[Short task]:
Take the material below and write it all out again exactly.

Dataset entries
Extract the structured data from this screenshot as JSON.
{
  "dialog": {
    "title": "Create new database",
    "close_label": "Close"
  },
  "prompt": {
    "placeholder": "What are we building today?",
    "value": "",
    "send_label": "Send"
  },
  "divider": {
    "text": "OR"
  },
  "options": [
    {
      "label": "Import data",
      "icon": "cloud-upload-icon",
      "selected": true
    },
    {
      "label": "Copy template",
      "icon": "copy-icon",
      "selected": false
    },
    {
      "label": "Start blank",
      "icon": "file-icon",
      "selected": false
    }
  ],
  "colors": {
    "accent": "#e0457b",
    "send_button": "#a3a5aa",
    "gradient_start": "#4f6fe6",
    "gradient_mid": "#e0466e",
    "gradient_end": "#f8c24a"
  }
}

[Written solution]:
Extract the structured data from this screenshot as JSON.
{
  "dialog": {
    "title": "Create new database",
    "close_label": "Close"
  },
  "prompt": {
    "placeholder": "What are we building today?",
    "value": "",
    "send_label": "Send"
  },
  "divider": {
    "text": "OR"
  },
  "options": [
    {
      "label": "Import data",
      "icon": "cloud-upload-icon",
      "selected": true
    },
    {
      "label": "Copy template",
      "icon": "copy-icon",
      "selected": false
    },
    {
      "label": "Start blank",
      "icon": "file-icon",
      "selected": false
    }
  ],
  "colors": {
    "accent": "#e0457b",
    "send_button": "#a3a5aa",
    "gradient_start": "#4f6fe6",
    "gradient_mid": "#e0466e",
    "gradient_end": "#f8c24a"
  }
}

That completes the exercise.